**REQUIREMENTS:** Pick out every line holding the string "Accept" and copy it.

**GIVEN DATA:**

------------------------------------------------

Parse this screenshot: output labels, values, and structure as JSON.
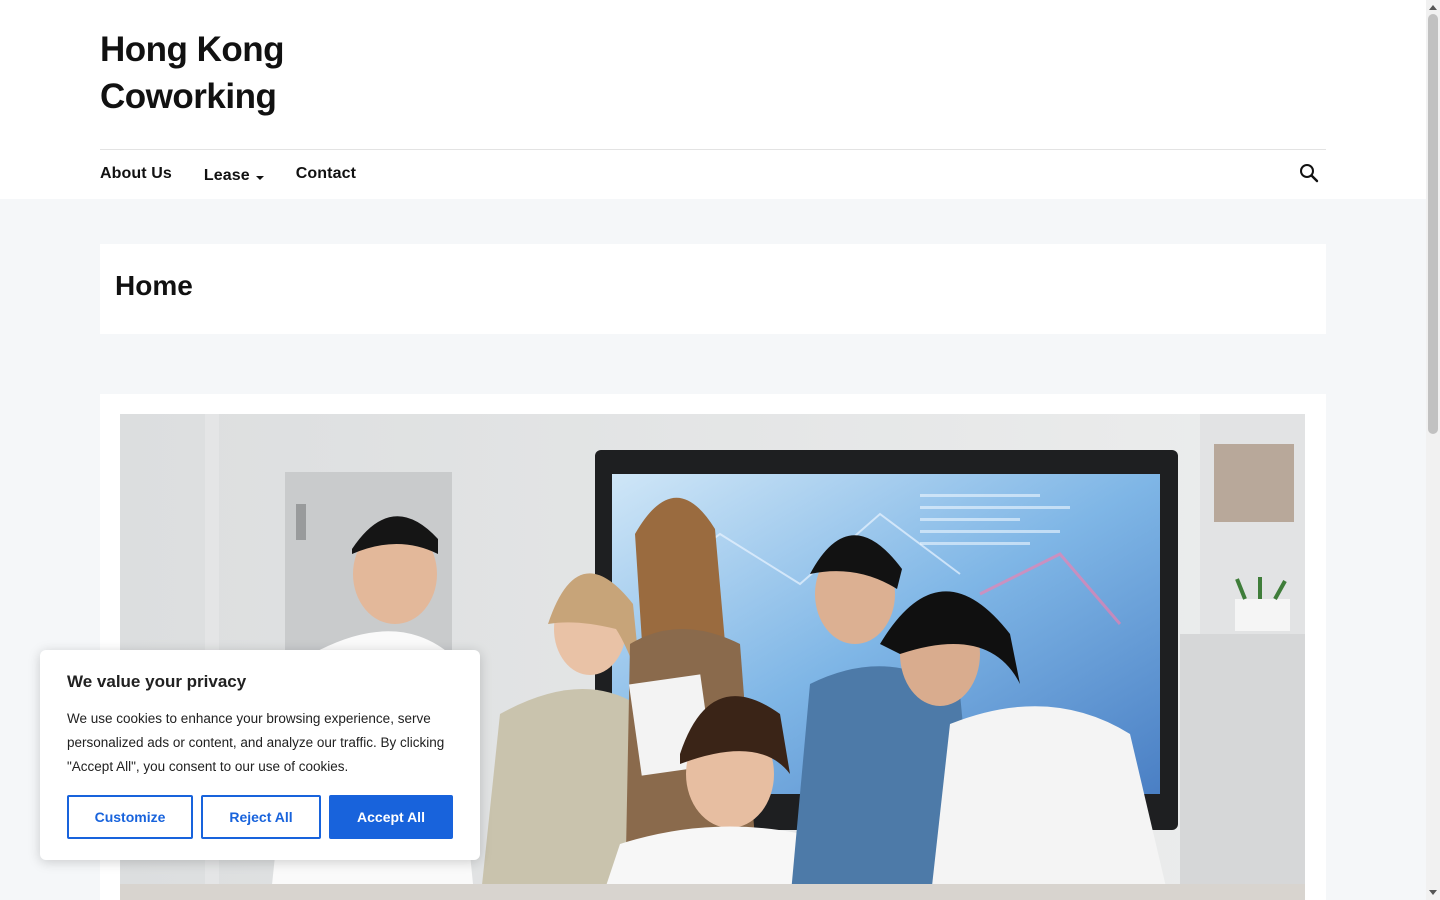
{
  "header": {
    "site_title": "Hong Kong Coworking"
  },
  "nav": {
    "items": [
      {
        "label": "About Us"
      },
      {
        "label": "Lease"
      },
      {
        "label": "Contact"
      }
    ]
  },
  "page": {
    "title": "Home"
  },
  "icons": {
    "search": "search-icon",
    "dropdown": "caret-down-icon"
  },
  "cookie_banner": {
    "title": "We value your privacy",
    "body": "We use cookies to enhance your browsing experience, serve personalized ads or content, and analyze our traffic. By clicking \"Accept All\", you consent to our use of cookies.",
    "customize_label": "Customize",
    "reject_label": "Reject All",
    "accept_label": "Accept All"
  },
  "colors": {
    "accent": "#1863dc",
    "page_background": "#f5f7f9",
    "surface": "#ffffff",
    "text": "#111111"
  }
}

------------------------------------------------

**RESPONSE FOR THIS EXERCISE:**
    "body": "We use cookies to enhance your browsing experience, serve personalized ads or content, and analyze our traffic. By clicking \"Accept All\", you consent to our use of cookies.",
    "accept_label": "Accept All"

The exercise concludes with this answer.